[Start AVAILABLE RECORDS]

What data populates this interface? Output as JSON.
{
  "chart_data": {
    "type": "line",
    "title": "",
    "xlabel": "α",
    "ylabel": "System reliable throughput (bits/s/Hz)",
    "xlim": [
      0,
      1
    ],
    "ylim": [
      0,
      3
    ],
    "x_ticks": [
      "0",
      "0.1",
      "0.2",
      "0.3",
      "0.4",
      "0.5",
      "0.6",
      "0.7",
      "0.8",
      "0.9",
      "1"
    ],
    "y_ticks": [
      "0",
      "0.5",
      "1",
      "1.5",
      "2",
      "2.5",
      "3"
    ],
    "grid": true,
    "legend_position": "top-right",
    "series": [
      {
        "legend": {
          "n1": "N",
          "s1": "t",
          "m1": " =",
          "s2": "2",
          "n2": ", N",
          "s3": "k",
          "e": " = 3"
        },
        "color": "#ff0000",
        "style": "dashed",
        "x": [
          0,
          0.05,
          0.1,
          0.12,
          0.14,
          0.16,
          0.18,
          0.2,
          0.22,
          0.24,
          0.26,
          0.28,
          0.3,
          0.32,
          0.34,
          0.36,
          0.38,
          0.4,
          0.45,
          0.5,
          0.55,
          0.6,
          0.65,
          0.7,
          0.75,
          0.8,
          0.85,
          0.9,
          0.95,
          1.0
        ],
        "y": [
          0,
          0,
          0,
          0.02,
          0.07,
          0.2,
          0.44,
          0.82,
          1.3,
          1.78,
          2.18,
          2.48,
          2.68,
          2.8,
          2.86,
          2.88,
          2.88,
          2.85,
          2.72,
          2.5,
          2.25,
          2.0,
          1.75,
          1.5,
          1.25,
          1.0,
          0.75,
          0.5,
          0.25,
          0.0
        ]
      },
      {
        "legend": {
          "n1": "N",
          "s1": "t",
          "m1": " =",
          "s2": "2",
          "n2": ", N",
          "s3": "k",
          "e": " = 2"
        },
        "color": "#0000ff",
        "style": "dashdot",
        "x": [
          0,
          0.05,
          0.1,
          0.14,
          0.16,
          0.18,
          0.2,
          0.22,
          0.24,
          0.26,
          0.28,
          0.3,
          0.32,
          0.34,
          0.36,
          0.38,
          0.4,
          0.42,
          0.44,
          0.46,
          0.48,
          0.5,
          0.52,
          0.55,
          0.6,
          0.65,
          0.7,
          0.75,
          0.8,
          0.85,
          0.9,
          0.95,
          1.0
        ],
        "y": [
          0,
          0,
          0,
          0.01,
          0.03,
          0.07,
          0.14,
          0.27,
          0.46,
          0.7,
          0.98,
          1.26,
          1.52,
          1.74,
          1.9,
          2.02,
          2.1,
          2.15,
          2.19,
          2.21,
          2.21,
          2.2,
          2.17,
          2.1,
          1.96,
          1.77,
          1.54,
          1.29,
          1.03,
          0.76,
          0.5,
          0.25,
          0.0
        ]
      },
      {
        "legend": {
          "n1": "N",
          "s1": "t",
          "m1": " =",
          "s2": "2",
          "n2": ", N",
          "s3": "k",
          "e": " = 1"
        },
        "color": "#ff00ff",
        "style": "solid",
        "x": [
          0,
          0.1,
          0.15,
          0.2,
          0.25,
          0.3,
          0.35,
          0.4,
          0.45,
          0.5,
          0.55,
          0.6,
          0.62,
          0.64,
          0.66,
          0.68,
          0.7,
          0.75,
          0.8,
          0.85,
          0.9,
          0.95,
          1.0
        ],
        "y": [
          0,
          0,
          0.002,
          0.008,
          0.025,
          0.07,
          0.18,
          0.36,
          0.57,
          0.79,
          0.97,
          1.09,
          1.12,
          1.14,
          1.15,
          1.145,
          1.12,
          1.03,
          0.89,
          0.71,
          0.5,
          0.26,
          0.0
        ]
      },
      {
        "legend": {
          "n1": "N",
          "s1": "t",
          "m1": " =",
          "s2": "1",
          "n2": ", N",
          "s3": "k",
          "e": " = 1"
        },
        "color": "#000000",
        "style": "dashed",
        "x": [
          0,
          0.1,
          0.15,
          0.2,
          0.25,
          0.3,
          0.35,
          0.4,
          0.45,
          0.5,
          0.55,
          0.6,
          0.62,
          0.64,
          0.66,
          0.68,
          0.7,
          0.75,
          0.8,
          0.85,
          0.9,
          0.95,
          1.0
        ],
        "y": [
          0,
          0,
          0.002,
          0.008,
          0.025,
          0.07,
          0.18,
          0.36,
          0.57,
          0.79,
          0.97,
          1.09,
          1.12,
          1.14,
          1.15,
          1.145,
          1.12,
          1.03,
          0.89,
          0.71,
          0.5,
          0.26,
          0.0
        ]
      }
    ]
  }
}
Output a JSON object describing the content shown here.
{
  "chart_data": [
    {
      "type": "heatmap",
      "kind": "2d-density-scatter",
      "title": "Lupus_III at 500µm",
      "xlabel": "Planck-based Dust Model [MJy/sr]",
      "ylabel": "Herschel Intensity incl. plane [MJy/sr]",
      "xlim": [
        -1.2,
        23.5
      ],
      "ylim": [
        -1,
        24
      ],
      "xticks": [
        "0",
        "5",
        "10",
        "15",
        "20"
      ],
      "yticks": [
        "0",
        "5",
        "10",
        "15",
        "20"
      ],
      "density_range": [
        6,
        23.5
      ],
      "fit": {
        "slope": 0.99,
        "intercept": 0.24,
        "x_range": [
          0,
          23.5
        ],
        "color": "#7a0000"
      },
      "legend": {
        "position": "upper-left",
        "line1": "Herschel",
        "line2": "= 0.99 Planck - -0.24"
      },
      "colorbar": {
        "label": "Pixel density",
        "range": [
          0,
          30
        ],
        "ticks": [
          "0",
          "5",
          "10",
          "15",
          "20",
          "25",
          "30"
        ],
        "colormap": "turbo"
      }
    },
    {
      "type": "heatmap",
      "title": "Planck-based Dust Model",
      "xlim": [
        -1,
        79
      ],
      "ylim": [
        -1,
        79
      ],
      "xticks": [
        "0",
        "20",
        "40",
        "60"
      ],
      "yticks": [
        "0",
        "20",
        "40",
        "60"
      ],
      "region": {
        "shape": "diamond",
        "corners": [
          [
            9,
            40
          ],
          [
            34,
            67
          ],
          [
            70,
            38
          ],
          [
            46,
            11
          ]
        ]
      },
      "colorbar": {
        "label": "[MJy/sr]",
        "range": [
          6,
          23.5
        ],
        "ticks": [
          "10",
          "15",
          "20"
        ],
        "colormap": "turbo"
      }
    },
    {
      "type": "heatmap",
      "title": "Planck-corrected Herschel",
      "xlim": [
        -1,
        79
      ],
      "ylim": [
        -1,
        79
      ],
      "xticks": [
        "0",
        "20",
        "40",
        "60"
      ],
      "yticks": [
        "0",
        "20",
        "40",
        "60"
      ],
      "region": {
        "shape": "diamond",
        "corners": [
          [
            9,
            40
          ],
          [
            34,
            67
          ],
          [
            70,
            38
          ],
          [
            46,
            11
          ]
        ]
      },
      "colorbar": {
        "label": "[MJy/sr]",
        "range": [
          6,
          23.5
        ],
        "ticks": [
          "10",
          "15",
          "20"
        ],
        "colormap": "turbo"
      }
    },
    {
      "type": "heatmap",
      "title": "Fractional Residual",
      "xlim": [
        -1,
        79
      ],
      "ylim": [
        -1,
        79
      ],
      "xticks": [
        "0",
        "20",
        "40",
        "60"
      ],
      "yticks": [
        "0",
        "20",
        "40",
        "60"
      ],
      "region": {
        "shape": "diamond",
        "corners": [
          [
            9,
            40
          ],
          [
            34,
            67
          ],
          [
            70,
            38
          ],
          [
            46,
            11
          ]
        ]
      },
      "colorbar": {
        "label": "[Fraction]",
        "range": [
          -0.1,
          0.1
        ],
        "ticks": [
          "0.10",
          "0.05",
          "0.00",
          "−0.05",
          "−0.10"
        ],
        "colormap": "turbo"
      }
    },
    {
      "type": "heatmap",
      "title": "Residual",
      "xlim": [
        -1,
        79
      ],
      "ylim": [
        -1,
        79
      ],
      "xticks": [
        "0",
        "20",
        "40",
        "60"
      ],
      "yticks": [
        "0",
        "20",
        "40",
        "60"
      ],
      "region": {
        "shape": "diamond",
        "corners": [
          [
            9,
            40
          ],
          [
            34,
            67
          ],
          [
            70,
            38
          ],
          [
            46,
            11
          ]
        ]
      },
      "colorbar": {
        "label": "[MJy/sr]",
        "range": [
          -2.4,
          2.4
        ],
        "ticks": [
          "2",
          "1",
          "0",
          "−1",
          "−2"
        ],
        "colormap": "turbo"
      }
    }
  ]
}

[End AVAILABLE RECORDS]

### PROBLEM
Scan the records for the string "based". Copy each line in which it appears.

### OUTPUT OF THE EXERCISE
      "xlabel": "Planck-based Dust Model [MJy/sr]",
      "title": "Planck-based Dust Model",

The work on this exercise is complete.